— AIM —
Omit every picture and return the rest of the data unaltered.

— DATA LISTING —
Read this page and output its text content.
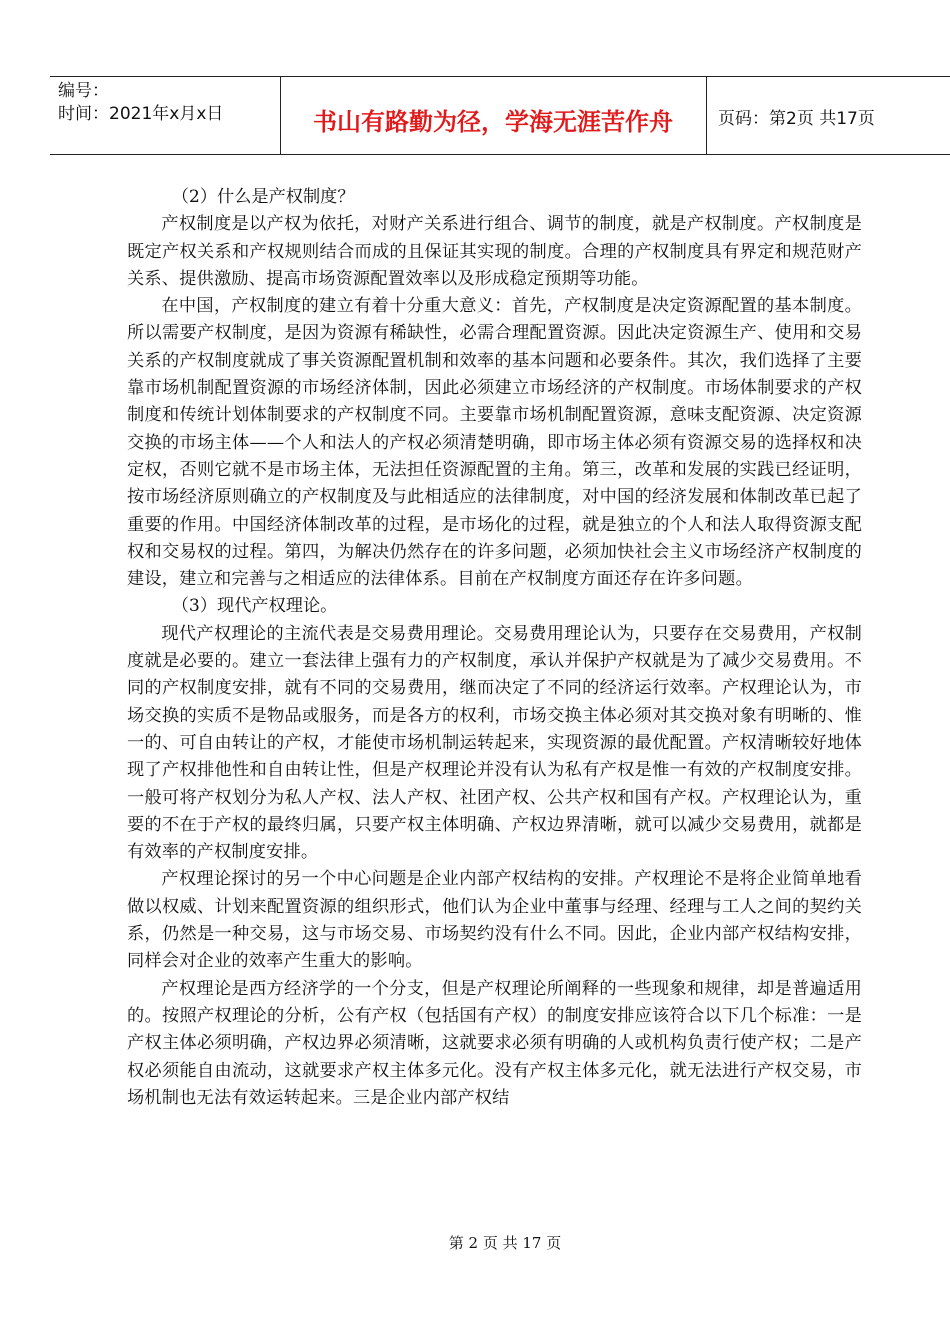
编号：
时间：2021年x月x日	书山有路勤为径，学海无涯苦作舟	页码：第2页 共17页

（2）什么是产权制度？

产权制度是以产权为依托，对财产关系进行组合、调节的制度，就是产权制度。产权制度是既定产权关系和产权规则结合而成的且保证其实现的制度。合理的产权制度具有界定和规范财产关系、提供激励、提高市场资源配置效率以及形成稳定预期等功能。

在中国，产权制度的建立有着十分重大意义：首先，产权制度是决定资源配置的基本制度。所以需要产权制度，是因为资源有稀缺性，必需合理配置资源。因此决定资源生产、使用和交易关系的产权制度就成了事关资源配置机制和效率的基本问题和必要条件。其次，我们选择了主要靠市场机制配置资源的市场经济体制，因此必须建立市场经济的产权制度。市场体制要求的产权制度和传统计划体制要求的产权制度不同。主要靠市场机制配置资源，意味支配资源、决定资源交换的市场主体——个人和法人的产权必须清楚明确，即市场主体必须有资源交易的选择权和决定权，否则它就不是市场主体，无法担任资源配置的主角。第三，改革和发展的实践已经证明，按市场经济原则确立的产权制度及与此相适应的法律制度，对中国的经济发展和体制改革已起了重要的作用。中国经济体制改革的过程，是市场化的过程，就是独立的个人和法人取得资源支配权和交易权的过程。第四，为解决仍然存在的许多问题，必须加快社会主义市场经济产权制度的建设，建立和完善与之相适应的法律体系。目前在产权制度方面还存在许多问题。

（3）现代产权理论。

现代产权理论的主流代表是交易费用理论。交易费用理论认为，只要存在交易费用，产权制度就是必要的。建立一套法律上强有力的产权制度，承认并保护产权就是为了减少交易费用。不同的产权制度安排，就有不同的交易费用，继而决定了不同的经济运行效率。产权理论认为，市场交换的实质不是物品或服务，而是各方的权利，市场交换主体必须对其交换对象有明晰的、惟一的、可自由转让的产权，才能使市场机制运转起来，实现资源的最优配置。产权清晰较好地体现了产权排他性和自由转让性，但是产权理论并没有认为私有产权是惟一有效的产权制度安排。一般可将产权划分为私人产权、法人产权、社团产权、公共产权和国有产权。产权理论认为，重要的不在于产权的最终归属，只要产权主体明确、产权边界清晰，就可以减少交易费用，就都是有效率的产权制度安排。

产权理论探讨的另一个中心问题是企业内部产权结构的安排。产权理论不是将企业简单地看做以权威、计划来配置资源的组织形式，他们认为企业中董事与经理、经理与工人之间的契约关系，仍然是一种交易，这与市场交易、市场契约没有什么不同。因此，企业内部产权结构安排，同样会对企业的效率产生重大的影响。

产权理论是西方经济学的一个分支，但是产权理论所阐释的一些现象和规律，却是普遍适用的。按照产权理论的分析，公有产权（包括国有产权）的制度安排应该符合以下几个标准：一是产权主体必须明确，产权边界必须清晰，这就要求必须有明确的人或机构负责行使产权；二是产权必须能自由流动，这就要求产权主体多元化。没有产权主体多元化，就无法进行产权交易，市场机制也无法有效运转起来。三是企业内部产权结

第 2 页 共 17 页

— SOLUTION FOR THIS PROBLEM —
Read this page and output its text content.
编号：
时间：2021年x月x日	书山有路勤为径，学海无涯苦作舟	页码：第2页 共17页

（2）什么是产权制度？

产权制度是以产权为依托，对财产关系进行组合、调节的制度，就是产权制度。产权制度是既定产权关系和产权规则结合而成的且保证其实现的制度。合理的产权制度具有界定和规范财产关系、提供激励、提高市场资源配置效率以及形成稳定预期等功能。

在中国，产权制度的建立有着十分重大意义：首先，产权制度是决定资源配置的基本制度。所以需要产权制度，是因为资源有稀缺性，必需合理配置资源。因此决定资源生产、使用和交易关系的产权制度就成了事关资源配置机制和效率的基本问题和必要条件。其次，我们选择了主要靠市场机制配置资源的市场经济体制，因此必须建立市场经济的产权制度。市场体制要求的产权制度和传统计划体制要求的产权制度不同。主要靠市场机制配置资源，意味支配资源、决定资源交换的市场主体——个人和法人的产权必须清楚明确，即市场主体必须有资源交易的选择权和决定权，否则它就不是市场主体，无法担任资源配置的主角。第三，改革和发展的实践已经证明，按市场经济原则确立的产权制度及与此相适应的法律制度，对中国的经济发展和体制改革已起了重要的作用。中国经济体制改革的过程，是市场化的过程，就是独立的个人和法人取得资源支配权和交易权的过程。第四，为解决仍然存在的许多问题，必须加快社会主义市场经济产权制度的建设，建立和完善与之相适应的法律体系。目前在产权制度方面还存在许多问题。

（3）现代产权理论。

现代产权理论的主流代表是交易费用理论。交易费用理论认为，只要存在交易费用，产权制度就是必要的。建立一套法律上强有力的产权制度，承认并保护产权就是为了减少交易费用。不同的产权制度安排，就有不同的交易费用，继而决定了不同的经济运行效率。产权理论认为，市场交换的实质不是物品或服务，而是各方的权利，市场交换主体必须对其交换对象有明晰的、惟一的、可自由转让的产权，才能使市场机制运转起来，实现资源的最优配置。产权清晰较好地体现了产权排他性和自由转让性，但是产权理论并没有认为私有产权是惟一有效的产权制度安排。一般可将产权划分为私人产权、法人产权、社团产权、公共产权和国有产权。产权理论认为，重要的不在于产权的最终归属，只要产权主体明确、产权边界清晰，就可以减少交易费用，就都是有效率的产权制度安排。

产权理论探讨的另一个中心问题是企业内部产权结构的安排。产权理论不是将企业简单地看做以权威、计划来配置资源的组织形式，他们认为企业中董事与经理、经理与工人之间的契约关系，仍然是一种交易，这与市场交易、市场契约没有什么不同。因此，企业内部产权结构安排，同样会对企业的效率产生重大的影响。

产权理论是西方经济学的一个分支，但是产权理论所阐释的一些现象和规律，却是普遍适用的。按照产权理论的分析，公有产权（包括国有产权）的制度安排应该符合以下几个标准：一是产权主体必须明确，产权边界必须清晰，这就要求必须有明确的人或机构负责行使产权；二是产权必须能自由流动，这就要求产权主体多元化。没有产权主体多元化，就无法进行产权交易，市场机制也无法有效运转起来。三是企业内部产权结

第 2 页 共 17 页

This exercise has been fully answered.